◆ WHAT TO PRODUCE
Locate all lines in the data below that hold "this" and show them.

◆ TASK DATA

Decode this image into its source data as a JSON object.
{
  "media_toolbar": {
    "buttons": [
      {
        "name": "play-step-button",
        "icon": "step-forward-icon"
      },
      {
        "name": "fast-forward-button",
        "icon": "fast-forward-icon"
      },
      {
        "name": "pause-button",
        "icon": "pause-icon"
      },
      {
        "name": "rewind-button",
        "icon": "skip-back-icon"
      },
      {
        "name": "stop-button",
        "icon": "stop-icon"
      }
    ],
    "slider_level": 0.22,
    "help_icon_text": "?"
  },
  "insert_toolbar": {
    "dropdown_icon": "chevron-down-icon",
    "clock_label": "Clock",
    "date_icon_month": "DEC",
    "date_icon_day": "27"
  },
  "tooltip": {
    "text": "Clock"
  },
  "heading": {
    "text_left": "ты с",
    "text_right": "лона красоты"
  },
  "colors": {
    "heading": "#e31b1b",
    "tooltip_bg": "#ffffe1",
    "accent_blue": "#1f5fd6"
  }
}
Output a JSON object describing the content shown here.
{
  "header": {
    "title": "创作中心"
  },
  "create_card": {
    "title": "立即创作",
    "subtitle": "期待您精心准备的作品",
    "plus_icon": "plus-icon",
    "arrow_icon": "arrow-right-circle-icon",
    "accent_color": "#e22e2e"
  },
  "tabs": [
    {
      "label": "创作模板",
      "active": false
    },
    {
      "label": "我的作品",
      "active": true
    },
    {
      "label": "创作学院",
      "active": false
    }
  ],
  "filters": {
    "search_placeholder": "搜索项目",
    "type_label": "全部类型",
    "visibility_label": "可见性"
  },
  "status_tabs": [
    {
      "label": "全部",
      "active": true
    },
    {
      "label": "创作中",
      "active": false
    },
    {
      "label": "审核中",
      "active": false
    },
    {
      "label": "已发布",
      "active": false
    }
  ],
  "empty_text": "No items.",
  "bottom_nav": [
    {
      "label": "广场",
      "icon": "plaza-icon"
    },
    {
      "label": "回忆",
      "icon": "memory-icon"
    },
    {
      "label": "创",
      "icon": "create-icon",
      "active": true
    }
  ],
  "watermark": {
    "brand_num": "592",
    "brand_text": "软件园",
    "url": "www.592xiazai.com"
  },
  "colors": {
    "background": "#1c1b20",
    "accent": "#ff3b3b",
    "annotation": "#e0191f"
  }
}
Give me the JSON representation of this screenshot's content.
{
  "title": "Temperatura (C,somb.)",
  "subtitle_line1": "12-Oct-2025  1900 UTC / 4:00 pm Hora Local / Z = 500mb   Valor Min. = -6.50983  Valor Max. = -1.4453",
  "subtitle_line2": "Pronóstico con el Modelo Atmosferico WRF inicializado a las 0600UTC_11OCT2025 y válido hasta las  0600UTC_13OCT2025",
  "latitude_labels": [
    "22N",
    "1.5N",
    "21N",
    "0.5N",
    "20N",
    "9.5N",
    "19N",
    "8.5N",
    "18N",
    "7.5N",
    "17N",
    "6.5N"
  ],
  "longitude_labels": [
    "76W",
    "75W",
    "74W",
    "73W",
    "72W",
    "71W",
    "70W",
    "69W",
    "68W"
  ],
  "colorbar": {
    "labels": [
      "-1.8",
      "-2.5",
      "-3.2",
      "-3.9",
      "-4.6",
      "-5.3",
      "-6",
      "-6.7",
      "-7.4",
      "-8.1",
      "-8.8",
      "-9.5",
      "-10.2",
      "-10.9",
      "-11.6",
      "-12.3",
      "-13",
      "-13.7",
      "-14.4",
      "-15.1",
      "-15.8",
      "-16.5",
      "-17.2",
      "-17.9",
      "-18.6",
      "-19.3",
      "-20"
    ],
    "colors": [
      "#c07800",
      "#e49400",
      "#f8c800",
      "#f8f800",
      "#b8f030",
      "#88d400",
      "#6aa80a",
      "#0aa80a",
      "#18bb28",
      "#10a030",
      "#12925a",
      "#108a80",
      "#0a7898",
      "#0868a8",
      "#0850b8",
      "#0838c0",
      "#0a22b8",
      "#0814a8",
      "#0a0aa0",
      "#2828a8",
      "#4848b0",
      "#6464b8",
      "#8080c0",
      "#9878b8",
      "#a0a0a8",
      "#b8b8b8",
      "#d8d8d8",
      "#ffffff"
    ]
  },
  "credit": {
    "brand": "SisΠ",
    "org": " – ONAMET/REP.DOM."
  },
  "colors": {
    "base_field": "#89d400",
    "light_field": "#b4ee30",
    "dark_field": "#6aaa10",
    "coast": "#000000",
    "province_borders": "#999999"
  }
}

◆ EXERCISE OUTPUT
Decode this image into its source data as a JSON object.
Give me the JSON representation of this screenshot's content.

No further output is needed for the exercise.